WHAT IS EXPECTED = Continue the article on the lawsuit against Texas over Senate Bill 14, picking up right after its final sentence.

SOURCE TEXT =
Five Texas families with transgender children are suing the state in an attempt to block a new law that would prohibit minors from receiving gender-affirming care, including puberty-blocking medication and hormone therapy.

The families, alongside three physicians and two LGBTQ+ organizations, filed suit in the Travis County District Court on July 12. The lawsuit challenges Senate Bill 14, arguing that the legislation discriminates against transgender children by denying them treatments that nontransgender youth could still access.

SB 14 is scheduled to become law Sept. 1, but the families’ lawyers said they hoped the court would temporarily block the law.

“Other bans on medical care for gender dysphoria have been held unconstitutional across the country,” said Harper Seldin, an attorney for the ACLU LGBTQ & HIV Project. “We are calling on this court, like other courts, to come to the same conclusion.”

The families, which include transgender children between 9 and 16 years old, are identified in the suit by pseudonyms to protect their identities. Some of the families said they were considering or planning to leave Texas if the law goes into effect.


Mary Moe said she was moving out of the state with her two children to ensure her 9-year-old daughter, Maeve, who is transgender, has access to puberty blockers. Moe’s husband will stay in Texas for work.

“We all intend to return and reunite in our home once it is safe for Maeve to receive this care in the state,” Moe said in a statement. “I am heartbroken to have to take my children away from their home and their father, even temporarily. But I know that Texas is not a safe place for my daughter if this law forbids her access to this care.”

The plaintiffs are suing the state of Texas, the Office of the Attorney general, the Texas Medical Board and the Texas Health and Human Services Commission. They assert that SB 14 violates the Texas Constitution by infringing on parents’ rights to choose the best medical treatment for their children, discriminates against transgender children by denying them health care and interferes with physicians’ rights to occupational freedom.

The governor's office and the attorney general's office did not respond to requests for comment from Community Impact.


SB 14 states that medical professionals who provide minors with transition-related care—including puberty-blocking medications, hormone therapy and gender confirmation surgery—will lose their medical licenses.

EXTRACTED RECORDS =
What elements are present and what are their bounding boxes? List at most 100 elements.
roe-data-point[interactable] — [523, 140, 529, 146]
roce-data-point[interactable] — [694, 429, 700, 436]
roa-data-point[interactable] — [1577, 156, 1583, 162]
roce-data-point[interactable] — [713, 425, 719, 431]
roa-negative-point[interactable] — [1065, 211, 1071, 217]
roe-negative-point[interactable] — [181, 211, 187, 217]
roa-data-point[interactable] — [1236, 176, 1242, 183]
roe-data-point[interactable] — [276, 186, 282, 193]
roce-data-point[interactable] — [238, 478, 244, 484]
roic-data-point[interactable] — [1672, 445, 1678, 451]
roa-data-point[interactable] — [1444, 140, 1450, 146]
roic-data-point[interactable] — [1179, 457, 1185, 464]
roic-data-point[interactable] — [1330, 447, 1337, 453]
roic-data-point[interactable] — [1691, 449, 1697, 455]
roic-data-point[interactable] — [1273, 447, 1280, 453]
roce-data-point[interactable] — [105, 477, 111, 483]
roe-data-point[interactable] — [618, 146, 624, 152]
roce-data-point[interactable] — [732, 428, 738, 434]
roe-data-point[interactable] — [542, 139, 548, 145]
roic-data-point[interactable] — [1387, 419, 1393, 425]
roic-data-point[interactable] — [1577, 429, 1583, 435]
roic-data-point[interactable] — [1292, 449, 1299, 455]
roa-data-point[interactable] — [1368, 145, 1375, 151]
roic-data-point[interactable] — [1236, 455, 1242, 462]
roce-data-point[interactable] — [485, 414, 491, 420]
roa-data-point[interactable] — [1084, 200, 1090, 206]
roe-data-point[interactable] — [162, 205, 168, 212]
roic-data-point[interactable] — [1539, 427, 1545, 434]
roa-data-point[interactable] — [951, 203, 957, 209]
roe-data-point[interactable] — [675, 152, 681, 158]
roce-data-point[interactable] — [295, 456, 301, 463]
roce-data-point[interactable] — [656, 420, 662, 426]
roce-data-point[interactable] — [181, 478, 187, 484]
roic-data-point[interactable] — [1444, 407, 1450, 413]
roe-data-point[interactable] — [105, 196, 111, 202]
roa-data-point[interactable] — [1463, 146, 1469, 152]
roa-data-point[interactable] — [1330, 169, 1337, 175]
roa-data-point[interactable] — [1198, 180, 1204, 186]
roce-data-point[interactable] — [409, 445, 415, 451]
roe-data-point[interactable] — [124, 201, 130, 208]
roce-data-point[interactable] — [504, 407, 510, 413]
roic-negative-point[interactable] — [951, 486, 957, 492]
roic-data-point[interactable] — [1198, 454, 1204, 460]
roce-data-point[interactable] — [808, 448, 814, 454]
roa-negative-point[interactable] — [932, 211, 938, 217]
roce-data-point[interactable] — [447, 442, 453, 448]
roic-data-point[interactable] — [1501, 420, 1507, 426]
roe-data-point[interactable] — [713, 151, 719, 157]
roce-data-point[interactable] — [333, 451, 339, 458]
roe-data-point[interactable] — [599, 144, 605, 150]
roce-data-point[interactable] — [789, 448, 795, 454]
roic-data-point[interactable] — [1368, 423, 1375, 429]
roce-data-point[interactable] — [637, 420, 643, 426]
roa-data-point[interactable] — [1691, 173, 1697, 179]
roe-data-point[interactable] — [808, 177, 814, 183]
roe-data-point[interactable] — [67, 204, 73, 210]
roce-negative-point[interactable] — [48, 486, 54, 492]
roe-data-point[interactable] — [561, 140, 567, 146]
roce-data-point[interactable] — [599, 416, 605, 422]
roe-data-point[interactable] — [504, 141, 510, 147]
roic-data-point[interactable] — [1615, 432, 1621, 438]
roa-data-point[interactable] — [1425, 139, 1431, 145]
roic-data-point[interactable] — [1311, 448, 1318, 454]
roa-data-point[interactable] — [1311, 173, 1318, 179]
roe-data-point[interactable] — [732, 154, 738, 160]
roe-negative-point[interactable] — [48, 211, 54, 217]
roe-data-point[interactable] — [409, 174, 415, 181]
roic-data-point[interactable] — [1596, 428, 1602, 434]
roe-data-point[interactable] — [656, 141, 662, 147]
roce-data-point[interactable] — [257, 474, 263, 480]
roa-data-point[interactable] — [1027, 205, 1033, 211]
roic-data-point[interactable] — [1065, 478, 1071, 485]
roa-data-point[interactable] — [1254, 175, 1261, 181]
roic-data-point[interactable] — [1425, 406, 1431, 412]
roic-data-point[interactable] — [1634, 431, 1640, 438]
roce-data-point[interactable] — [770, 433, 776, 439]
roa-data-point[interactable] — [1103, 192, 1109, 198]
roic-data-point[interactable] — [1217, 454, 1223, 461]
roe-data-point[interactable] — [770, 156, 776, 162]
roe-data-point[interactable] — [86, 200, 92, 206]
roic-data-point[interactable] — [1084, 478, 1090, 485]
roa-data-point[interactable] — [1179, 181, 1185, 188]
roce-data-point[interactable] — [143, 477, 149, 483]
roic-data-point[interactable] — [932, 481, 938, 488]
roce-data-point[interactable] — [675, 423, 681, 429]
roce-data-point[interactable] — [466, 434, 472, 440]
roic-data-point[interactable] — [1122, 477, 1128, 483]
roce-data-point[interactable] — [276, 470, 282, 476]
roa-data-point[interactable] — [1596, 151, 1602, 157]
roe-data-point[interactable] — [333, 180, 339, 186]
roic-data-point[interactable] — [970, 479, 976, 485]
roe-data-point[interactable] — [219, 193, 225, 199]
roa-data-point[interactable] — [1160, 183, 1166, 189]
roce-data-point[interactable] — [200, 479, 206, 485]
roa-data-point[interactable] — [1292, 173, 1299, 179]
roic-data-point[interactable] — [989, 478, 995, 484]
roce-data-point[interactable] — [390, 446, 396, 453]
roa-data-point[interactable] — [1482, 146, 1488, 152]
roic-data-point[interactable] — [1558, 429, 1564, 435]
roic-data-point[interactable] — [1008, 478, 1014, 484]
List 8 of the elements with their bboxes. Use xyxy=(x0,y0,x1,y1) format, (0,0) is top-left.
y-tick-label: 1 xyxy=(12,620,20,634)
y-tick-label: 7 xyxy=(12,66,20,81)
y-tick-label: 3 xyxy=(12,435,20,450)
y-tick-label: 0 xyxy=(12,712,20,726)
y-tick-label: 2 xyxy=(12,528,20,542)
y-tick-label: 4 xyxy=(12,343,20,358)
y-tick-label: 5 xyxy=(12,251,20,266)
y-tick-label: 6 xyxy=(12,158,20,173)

RESULT BELOW =
The plaintiffs argue that the bill is discriminatory because it does not prevent nontransgender children with other medical conditions from receiving puberty blockers and hormone therapy. The risks of undergoing these treatments are similar for transgender and cisgender youth, according to the suit.

“Texas is endangering the health and wellbeing of transgender adolescents and violating the Texas Constitution’s guarantees of equality under the law by enacting a discriminatory and categorical prohibition on medical treatments for transgender youth that remain available to others,” the suit reads.

There are approximately 29,800 transgender Texans between the ages of 13-17, according to a recent study by the Williams Institute at the University of California Los Angeles. This is 1.42% of all Texans aged 13-17.


“The ban was passed because of, and not in spite of, its impact on transgender adolescents, depriving them of necessary, safe, and effective medical treatment,” the suit reads.

Some physicians are leaving Texas to work in states that allow doctors to provide gender-affirming care to minors, according to Alex Sheldon, the executive director of GLMA: Health Professionals Advancing LGBTQ Equality.

“What will Texas look like when health care providers have left the state in droves?” Sheldon asked. “This scenario is one where all Texans will struggle to access adequate health care.”

The plaintiffs are represented by the American Civil Liberties Union, the ACLU of Texas, Lambda Legal, the Transgender Law Center and two law firms: Austin-based Scott Douglass & McConnico and Houston-based Arnold & Porter Kaye Scholer.